### What you need to do
Scan the records and identify every line in which the string "ثوبان" occurs, then return those lines.
-- begin Source records --
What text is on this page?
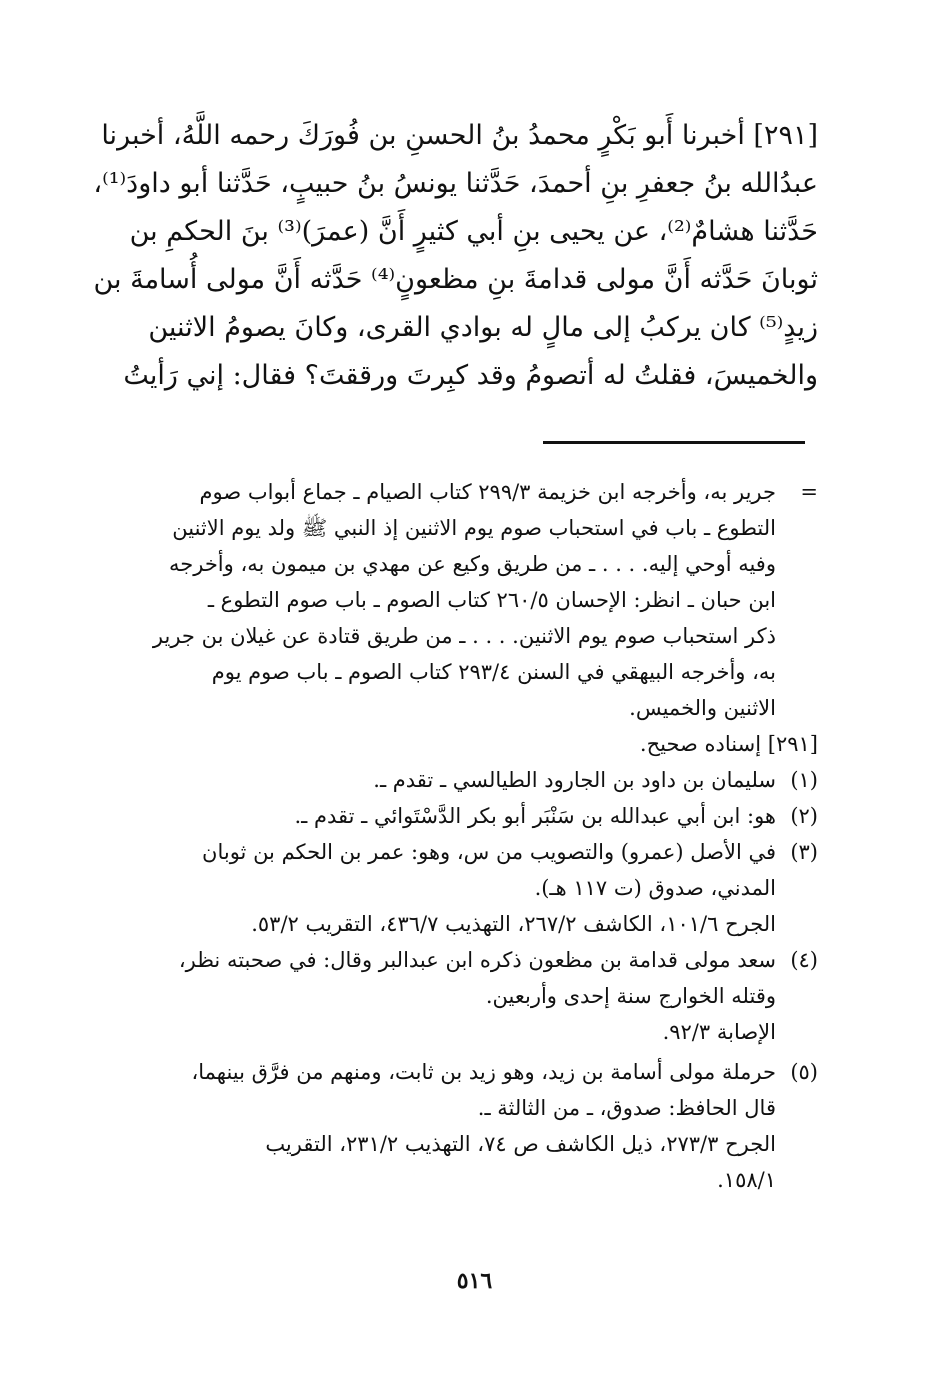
[٢٩١] أخبرنا أَبو بَكْرٍ محمدُ بنُ الحسنِ بن فُورَكَ رحمه اللَّهُ، أخبرنا
عبدُالله بنُ جعفرِ بنِ أحمدَ، حَدَّثنا يونسُ بنُ حبيبٍ، حَدَّثنا أبو داودَ⁽¹⁾،
حَدَّثنا هشامٌ⁽²⁾، عن يحيى بنِ أبي كثيرٍ أَنَّ (عمرَ)⁽³⁾ بنَ الحكمِ بن
ثوبانَ حَدَّثه أَنَّ مولى قدامةَ بنِ مظعونٍ⁽⁴⁾ حَدَّثه أَنَّ مولى أُسامةَ بن
زيدٍ⁽⁵⁾ كان يركبُ إلى مالٍ له بوادي القرى، وكانَ يصومُ الاثنين
والخميسَ، فقلتُ له أتصومُ وقد كبِرتَ ورققتَ؟ فقال: إني رَأيتُ
=
جرير به، وأخرجه ابن خزيمة ٢٩٩/٣ كتاب الصيام ـ جماع أبواب صوم
التطوع ـ باب في استحباب صوم يوم الاثنين إذ النبي ﷺ ولد يوم الاثنين
وفيه أوحي إليه. . . . ـ من طريق وكيع عن مهدي بن ميمون به، وأخرجه
ابن حبان ـ انظر: الإحسان ٢٦٠/٥ كتاب الصوم ـ باب صوم التطوع ـ
ذكر استحباب صوم يوم الاثنين. . . . ـ من طريق قتادة عن غيلان بن جرير
به، وأخرجه البيهقي في السنن ٢٩٣/٤ كتاب الصوم ـ باب صوم يوم
الاثنين والخميس.
[٢٩١] إسناده صحيح.
(١)
سليمان بن داود بن الجارود الطيالسي ـ تقدم ـ.
(٢)
هو: ابن أبي عبدالله بن سَنْبَر أبو بكر الدَّسْتَوائي ـ تقدم ـ.
(٣)
في الأصل (عمرو) والتصويب من س، وهو: عمر بن الحكم بن ثوبان
المدني، صدوق (ت ١١٧ هـ).
الجرح ١٠١/٦، الكاشف ٢٦٧/٢، التهذيب ٤٣٦/٧، التقريب ٥٣/٢.
(٤)
سعد مولى قدامة بن مظعون ذكره ابن عبدالبر وقال: في صحبته نظر،
وقتله الخوارج سنة إحدى وأربعين.
الإصابة ٩٢/٣.
(٥)
حرملة مولى أسامة بن زيد، وهو زيد بن ثابت، ومنهم من فرَّق بينهما،
قال الحافظ: صدوق، ـ من الثالثة ـ.
الجرح ٢٧٣/٣، ذيل الكاشف ص ٧٤، التهذيب ٢٣١/٢، التقريب
١٥٨/١.
٥١٦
-- end Source records --
### Exercise output
ثوبانَ حَدَّثه أَنَّ مولى قدامةَ بنِ مظعونٍ⁽⁴⁾ حَدَّثه أَنَّ مولى أُسامةَ بن
في الأصل (عمرو) والتصويب من س، وهو: عمر بن الحكم بن ثوبان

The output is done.